▶ [Problem requirements]: Report every line in the listing that contains the string "tooltip".

▶ [Excerpted records]:
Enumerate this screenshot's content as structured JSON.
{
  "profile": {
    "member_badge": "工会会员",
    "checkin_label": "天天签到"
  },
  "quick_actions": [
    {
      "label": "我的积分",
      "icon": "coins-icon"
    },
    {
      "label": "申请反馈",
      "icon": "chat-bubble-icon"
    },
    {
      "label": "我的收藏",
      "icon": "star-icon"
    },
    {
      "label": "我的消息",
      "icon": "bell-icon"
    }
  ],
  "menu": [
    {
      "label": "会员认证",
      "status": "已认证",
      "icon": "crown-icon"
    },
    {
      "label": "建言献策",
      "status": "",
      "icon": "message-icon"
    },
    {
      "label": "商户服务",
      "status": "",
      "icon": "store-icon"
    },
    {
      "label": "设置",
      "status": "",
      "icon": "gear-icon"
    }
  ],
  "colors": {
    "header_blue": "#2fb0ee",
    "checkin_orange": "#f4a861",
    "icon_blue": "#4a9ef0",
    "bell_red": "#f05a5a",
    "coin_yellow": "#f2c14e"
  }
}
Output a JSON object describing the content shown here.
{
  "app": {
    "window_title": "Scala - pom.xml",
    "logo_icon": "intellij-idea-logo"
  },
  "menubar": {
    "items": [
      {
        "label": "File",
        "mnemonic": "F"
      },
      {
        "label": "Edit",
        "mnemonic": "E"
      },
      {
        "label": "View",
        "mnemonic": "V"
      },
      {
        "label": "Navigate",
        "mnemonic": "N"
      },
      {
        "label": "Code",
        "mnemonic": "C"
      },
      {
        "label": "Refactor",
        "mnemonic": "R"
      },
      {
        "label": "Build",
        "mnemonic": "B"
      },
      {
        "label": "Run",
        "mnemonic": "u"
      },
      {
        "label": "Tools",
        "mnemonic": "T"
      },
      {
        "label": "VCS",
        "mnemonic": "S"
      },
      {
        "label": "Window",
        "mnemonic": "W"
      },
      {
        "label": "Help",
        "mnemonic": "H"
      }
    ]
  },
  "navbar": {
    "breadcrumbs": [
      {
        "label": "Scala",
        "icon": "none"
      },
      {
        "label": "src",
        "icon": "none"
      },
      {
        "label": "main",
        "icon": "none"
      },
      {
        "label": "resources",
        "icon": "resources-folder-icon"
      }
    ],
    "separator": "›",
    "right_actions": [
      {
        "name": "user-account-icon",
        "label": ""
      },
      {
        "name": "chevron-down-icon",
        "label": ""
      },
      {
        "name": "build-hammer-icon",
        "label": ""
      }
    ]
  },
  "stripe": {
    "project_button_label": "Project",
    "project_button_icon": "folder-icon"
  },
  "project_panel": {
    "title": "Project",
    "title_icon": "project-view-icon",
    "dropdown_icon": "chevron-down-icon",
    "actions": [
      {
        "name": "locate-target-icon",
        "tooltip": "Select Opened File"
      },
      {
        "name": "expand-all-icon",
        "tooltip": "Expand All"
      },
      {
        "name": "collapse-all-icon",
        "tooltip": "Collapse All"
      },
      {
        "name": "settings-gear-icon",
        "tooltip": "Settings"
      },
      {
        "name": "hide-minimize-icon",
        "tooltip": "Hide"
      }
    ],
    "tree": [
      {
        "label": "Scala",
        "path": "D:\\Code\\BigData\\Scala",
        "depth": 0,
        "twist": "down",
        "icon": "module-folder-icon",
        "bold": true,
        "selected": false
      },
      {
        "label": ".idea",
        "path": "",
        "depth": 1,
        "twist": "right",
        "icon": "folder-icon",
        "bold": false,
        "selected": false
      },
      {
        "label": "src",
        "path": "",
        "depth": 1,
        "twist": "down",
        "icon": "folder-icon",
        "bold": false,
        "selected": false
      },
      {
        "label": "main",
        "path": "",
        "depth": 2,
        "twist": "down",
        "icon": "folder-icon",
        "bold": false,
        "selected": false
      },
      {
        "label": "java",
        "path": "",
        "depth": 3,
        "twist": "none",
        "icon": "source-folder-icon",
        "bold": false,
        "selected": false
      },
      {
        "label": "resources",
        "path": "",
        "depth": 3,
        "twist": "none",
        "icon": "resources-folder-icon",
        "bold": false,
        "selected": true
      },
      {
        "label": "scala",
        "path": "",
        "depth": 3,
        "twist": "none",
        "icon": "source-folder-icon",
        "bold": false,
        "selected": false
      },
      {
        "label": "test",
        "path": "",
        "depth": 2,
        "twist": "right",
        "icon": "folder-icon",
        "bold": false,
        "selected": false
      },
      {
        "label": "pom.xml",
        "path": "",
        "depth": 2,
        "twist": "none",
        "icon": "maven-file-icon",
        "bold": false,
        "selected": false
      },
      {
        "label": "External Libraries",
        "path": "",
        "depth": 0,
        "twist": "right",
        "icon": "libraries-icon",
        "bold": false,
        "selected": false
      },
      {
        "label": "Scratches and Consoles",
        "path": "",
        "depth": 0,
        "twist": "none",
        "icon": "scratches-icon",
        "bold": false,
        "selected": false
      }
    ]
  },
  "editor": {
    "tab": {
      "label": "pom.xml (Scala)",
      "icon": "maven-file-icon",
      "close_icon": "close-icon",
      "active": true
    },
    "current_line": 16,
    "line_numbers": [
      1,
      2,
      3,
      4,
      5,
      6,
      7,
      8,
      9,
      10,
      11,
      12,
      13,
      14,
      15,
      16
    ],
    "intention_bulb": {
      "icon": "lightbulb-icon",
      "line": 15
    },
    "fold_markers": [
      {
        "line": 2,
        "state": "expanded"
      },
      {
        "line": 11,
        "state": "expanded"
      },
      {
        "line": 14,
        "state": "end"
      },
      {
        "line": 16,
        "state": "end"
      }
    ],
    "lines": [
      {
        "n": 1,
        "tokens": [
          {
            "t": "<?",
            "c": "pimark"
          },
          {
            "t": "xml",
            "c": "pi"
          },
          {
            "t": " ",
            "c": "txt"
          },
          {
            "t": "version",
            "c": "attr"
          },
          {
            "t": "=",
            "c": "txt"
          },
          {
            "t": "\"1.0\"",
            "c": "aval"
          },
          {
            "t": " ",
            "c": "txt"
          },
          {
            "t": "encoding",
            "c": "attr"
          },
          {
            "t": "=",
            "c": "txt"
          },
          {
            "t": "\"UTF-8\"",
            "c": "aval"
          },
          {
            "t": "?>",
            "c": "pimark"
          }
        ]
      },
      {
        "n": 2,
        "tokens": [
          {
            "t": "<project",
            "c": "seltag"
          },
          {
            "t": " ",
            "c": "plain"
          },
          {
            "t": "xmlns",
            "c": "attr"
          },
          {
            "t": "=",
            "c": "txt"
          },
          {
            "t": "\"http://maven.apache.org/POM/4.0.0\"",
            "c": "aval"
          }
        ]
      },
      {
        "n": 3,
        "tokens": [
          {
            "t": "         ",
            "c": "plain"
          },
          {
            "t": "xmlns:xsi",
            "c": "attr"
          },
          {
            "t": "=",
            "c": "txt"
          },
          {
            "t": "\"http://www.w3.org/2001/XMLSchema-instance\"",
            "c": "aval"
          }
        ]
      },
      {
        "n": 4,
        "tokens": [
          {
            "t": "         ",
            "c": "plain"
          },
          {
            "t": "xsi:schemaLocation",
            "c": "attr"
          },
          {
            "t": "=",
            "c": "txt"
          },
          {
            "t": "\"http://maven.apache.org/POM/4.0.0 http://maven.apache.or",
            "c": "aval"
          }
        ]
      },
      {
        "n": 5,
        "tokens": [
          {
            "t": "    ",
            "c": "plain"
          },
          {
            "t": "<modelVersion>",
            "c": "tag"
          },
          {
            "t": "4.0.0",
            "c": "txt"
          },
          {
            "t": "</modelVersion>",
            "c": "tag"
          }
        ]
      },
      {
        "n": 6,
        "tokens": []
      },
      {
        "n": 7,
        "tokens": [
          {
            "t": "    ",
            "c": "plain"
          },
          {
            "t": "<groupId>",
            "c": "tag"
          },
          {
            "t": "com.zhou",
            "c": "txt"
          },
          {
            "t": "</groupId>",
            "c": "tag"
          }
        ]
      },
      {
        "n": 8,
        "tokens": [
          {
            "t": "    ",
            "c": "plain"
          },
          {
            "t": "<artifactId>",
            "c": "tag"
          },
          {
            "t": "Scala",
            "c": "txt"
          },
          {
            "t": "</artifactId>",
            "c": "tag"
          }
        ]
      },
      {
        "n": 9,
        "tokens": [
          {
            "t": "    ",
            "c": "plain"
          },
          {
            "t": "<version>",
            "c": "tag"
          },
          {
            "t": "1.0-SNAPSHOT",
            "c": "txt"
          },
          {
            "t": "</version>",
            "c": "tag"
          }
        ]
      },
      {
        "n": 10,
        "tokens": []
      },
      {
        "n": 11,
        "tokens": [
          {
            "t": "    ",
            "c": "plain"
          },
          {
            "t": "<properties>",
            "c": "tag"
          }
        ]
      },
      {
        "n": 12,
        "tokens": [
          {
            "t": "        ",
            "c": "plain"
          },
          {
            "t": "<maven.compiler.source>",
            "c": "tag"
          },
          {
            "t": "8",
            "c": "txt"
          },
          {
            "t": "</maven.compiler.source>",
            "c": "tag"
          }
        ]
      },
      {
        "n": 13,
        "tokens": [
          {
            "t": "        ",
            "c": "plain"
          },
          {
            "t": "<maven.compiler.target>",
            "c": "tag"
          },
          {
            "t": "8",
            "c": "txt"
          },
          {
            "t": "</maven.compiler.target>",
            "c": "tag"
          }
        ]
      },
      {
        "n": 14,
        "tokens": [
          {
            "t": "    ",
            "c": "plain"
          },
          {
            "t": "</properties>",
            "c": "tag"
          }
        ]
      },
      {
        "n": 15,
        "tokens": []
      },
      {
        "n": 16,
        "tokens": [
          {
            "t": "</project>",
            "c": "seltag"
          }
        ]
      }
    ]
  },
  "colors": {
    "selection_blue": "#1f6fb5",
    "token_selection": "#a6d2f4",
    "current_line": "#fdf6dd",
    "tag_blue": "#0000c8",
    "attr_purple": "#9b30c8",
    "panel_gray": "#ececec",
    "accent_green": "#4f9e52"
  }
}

▶ [In response]:
        "tooltip": "Select Opened File"
        "tooltip": "Expand All"
        "tooltip": "Collapse All"
        "tooltip": "Settings"
        "tooltip": "Hide"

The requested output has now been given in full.